| Text under study |
========================================

Nurses’ perspectives regarding the disclosure of errors to patients: A qualitative study
By Stuart McLennan, Martin Diebold, Leigh E. Rich, and Bernice S. Elger
Background: There is often a mismatch between patients’ desire to be informed about errors and clinical reality. In closing the “disclosure gap” an understanding of the views of all members of the healthcare team regarding errors and their disclosure to patients is needed. However, international research on nurses’ views regarding this issue is currently limited.
Objectives: Explore nurses’ attitudes and experiences concerning disclosing errors to patients and perceived barriers to disclosure.
Design: Inductive, exploratory study employing semi-structured interviews with participants, followed by conventional content analysis in which investigators read and discussed transcribed data to identify important themes.
Settings: Nursing departments from hospitals in two German-speaking cantons in Switzerland.
Participants: Purposive sample of 18 nurses from a range of fields, positions in organisational hierarchy, work experience, hospitals, and religious perspectives.

========================================

| Extracted material |

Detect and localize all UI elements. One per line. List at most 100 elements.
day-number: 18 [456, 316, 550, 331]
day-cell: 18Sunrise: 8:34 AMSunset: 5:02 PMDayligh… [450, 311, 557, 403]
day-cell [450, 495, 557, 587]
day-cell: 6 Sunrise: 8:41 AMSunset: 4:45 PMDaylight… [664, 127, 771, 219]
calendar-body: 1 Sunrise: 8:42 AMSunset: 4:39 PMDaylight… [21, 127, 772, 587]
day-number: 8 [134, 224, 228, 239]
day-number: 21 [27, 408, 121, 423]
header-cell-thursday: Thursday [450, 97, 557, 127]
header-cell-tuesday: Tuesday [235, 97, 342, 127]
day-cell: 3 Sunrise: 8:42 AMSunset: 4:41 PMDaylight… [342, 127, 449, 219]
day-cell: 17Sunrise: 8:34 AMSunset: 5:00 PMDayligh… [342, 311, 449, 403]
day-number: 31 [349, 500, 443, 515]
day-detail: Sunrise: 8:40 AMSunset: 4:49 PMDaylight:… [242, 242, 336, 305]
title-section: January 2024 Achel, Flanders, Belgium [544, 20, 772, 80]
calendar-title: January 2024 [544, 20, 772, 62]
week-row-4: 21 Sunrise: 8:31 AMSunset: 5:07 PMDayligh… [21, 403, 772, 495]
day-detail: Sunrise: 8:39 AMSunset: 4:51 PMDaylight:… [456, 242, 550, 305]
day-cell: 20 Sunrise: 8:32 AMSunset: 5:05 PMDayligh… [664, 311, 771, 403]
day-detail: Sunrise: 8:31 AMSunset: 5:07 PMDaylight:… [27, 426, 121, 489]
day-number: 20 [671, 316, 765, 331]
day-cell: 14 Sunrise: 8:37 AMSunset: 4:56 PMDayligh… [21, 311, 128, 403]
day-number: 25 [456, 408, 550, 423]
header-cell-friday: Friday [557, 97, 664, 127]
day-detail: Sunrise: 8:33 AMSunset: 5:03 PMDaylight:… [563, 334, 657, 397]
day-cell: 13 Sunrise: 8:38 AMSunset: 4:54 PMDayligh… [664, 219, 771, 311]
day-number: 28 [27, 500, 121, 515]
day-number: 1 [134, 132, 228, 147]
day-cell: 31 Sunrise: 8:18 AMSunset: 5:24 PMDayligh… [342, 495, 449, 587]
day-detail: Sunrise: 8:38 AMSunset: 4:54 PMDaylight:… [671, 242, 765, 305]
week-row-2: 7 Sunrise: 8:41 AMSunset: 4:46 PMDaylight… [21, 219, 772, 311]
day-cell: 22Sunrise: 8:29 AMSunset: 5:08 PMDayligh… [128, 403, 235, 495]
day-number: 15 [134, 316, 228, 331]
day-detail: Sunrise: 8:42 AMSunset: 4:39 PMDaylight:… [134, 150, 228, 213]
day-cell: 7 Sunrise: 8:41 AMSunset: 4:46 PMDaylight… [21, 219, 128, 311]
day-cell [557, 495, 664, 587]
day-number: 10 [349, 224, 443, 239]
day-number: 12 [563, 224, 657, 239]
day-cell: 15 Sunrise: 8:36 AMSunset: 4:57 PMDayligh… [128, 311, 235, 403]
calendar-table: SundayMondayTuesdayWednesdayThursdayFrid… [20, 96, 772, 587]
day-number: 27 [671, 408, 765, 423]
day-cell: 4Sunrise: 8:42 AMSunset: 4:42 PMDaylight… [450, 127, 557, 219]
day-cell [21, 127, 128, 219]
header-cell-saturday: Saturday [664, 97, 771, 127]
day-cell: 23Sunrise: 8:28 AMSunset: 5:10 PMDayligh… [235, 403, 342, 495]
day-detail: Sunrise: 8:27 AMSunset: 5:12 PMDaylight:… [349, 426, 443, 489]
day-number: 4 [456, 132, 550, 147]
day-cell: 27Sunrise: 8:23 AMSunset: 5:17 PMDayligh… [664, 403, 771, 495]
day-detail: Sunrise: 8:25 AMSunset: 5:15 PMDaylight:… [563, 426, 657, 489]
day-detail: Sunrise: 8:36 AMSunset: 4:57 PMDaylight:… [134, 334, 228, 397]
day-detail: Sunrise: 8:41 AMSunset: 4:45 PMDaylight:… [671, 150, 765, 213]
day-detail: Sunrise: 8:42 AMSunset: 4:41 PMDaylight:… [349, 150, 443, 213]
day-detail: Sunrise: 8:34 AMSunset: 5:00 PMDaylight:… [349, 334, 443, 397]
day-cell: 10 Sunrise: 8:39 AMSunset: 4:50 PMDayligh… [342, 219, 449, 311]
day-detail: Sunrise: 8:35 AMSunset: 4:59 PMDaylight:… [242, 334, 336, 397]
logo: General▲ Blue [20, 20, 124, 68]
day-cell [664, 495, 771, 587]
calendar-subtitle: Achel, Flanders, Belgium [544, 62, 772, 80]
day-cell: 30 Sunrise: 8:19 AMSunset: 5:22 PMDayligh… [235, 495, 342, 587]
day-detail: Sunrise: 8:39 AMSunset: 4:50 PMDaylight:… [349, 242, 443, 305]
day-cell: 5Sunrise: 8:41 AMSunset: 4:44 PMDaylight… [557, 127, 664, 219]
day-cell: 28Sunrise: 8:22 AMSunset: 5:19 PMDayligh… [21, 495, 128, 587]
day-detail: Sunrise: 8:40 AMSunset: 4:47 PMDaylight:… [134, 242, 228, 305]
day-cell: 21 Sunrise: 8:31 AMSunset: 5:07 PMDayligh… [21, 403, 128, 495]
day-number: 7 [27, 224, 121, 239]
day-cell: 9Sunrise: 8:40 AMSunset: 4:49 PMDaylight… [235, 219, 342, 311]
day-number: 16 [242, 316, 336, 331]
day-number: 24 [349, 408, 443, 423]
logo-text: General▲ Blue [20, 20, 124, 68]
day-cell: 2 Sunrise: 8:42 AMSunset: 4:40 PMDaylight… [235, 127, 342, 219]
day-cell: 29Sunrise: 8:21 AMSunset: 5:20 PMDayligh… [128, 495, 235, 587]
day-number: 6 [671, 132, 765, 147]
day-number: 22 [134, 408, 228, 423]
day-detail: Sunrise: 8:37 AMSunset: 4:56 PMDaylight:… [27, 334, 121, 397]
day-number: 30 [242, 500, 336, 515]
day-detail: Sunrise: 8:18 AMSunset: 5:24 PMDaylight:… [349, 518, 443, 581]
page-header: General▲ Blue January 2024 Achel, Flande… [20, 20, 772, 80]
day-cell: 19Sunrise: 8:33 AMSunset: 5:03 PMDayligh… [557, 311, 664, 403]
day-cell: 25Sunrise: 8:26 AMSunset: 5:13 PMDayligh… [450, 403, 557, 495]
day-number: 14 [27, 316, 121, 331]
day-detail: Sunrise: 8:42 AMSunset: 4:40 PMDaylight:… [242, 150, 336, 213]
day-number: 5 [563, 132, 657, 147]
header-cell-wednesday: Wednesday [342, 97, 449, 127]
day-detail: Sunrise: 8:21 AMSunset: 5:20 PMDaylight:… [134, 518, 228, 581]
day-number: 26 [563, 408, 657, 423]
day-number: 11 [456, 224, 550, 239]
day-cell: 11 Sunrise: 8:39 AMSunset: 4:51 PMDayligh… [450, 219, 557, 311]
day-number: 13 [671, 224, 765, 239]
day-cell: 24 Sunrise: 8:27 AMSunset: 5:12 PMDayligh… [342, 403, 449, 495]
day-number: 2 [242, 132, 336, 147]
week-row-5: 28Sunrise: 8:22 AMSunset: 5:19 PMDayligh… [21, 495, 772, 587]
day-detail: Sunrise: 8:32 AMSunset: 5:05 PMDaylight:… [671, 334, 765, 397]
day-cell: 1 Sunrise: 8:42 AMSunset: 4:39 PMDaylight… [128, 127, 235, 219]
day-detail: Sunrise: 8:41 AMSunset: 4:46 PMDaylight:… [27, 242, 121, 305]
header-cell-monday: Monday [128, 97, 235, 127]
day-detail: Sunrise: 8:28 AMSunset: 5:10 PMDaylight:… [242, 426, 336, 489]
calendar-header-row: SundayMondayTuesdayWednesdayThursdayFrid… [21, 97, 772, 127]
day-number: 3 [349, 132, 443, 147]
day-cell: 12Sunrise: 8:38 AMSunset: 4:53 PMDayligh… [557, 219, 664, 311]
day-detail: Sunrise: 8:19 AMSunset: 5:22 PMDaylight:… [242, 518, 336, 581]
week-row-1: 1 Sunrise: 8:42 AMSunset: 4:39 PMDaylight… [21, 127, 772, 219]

========================================

| Work required |
For each statement, decide whether it agrees with the abstract on nurses and error disclosure, answering yes or no and quoting the words of the abstract that decide it. 1. The researchers collected their data through a written questionnaire. 2. The nurses worked in hospitals in two German-speaking cantons in Switzerland. 3. The sample consisted of 18 nurses. The entries come from a different source than the text.

| Exercise solution |
1. No: "semi-structured interviews with participants"
2. Yes: "hospitals in two German-speaking cantons in Switzerland"
3. Yes: "Purposive sample of 18 nurses"